━━ Records provided ━━

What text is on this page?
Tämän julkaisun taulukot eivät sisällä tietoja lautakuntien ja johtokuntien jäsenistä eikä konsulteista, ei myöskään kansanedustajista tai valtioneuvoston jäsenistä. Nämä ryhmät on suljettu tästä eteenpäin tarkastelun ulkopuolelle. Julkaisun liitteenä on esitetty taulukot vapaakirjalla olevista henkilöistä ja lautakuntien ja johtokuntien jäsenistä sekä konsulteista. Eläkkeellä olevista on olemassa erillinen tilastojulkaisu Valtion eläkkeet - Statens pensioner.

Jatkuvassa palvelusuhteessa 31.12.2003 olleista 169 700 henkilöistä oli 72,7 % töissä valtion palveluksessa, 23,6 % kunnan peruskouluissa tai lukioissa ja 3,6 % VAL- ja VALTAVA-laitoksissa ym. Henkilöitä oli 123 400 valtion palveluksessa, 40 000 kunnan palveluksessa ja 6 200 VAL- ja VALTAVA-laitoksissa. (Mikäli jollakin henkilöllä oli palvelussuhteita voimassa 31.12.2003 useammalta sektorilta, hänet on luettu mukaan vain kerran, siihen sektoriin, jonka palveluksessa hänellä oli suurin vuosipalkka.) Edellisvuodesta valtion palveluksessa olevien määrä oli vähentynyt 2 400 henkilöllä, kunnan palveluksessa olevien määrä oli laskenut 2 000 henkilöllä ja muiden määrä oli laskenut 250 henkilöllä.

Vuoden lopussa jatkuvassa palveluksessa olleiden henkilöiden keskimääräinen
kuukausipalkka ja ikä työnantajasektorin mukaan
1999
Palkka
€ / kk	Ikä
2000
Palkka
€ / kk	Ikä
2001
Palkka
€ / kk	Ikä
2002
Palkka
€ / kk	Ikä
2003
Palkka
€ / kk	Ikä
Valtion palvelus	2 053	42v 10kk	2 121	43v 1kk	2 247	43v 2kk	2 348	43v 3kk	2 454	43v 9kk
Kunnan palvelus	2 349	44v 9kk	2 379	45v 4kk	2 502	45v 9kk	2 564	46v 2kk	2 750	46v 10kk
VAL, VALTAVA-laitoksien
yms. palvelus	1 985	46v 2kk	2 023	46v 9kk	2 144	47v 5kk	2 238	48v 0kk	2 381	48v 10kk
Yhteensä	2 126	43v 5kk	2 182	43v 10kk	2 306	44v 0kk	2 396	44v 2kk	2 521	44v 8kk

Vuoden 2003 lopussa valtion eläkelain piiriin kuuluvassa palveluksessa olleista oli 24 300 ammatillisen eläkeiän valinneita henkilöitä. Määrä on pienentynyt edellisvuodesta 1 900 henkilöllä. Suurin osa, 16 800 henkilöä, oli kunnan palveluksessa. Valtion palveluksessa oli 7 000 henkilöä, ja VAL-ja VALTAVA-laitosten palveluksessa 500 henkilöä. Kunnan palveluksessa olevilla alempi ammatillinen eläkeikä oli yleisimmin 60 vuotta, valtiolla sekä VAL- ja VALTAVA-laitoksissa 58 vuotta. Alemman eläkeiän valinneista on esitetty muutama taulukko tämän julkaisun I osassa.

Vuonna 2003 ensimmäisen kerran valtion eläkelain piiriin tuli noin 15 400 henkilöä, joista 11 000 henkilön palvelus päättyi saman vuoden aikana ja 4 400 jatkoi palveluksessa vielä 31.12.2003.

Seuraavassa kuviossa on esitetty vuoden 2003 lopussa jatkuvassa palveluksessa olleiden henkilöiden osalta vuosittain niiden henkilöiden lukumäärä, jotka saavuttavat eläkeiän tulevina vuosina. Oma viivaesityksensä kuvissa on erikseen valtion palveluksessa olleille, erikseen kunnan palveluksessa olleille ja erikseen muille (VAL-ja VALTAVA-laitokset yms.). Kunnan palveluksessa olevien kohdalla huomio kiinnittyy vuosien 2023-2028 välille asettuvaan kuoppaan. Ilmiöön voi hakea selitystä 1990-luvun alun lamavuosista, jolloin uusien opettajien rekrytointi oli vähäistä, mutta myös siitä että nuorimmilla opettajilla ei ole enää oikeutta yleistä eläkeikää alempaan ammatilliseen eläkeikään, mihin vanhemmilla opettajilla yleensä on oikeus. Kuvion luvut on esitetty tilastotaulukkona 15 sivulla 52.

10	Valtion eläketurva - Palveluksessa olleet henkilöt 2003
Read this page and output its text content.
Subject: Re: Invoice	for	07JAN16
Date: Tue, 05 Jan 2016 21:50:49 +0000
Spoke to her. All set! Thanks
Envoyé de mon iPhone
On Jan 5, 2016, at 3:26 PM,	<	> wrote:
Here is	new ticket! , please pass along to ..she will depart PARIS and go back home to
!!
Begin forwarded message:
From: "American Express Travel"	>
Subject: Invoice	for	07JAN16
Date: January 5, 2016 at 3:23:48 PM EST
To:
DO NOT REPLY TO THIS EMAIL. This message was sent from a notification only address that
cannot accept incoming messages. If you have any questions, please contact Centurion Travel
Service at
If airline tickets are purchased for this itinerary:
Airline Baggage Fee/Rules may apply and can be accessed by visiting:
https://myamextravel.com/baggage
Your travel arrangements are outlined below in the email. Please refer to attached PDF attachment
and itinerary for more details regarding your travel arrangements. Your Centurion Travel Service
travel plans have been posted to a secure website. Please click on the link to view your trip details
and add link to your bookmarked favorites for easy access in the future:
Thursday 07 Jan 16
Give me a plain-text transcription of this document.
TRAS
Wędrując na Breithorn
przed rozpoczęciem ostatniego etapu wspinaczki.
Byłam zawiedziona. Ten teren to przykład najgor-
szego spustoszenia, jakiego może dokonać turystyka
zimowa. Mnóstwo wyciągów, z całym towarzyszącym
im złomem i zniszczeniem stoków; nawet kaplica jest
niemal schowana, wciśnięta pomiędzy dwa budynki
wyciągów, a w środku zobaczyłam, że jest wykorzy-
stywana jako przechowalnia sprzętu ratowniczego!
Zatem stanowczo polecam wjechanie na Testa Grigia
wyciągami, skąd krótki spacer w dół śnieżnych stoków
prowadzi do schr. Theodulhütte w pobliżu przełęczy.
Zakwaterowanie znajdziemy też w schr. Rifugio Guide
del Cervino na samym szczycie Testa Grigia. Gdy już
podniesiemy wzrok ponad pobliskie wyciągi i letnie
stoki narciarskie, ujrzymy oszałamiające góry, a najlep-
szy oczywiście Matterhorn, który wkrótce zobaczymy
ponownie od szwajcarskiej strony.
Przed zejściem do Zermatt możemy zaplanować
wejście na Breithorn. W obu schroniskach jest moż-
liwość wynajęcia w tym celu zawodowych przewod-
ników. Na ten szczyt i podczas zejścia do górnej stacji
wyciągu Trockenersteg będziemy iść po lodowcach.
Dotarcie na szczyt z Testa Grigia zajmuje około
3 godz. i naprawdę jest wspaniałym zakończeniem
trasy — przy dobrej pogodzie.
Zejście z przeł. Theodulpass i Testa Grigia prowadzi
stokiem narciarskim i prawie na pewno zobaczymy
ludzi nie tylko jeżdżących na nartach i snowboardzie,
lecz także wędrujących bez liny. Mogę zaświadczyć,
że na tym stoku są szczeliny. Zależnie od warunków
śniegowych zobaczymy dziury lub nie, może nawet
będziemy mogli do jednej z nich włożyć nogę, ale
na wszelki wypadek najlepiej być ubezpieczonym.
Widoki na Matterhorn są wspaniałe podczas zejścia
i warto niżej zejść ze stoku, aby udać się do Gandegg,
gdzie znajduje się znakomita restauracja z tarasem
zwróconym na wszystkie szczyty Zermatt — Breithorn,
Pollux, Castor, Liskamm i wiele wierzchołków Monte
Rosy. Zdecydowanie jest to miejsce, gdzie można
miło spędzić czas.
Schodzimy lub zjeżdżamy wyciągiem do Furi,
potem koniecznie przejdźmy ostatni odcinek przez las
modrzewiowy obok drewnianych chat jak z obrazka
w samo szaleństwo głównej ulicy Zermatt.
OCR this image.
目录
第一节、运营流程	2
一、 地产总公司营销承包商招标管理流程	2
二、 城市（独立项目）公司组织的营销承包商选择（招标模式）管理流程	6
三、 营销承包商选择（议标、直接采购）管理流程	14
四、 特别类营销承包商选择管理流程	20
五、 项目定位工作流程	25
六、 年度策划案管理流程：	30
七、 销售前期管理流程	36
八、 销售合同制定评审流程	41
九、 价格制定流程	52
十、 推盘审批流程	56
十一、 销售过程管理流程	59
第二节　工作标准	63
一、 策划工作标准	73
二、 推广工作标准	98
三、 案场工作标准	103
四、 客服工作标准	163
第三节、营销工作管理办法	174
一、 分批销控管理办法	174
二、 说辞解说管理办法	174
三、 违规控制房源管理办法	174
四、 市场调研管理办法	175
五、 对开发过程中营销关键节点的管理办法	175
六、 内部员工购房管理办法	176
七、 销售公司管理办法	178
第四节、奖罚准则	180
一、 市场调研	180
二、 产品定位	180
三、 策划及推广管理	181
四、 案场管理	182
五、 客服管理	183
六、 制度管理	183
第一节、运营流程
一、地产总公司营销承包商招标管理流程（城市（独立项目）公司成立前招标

━━━

● Problem description
Copy every line in the records above that contains the word "piiriin".

● Problem solution
Vuoden 2003 lopussa valtion eläkelain piiriin kuuluvassa palveluksessa olleista oli 24 300 ammatillisen eläkeiän valinneita henkilöitä. Määrä on pienentynyt edellisvuodesta 1 900 henkilöllä. Suurin osa, 16 800 henkilöä, oli kunnan palveluksessa. Valtion palveluksessa oli 7 000 henkilöä, ja VAL-ja VALTAVA-laitosten palveluksessa 500 henkilöä. Kunnan palveluksessa olevilla alempi ammatillinen eläkeikä oli yleisimmin 60 vuotta, valtiolla sekä VAL- ja VALTAVA-laitoksissa 58 vuotta. Alemman eläkeiän valinneista on esitetty muutama taulukko tämän julkaisun I osassa.
Vuonna 2003 ensimmäisen kerran valtion eläkelain piiriin tuli noin 15 400 henkilöä, joista 11 000 henkilön palvelus päättyi saman vuoden aikana ja 4 400 jatkoi palveluksessa vielä 31.12.2003.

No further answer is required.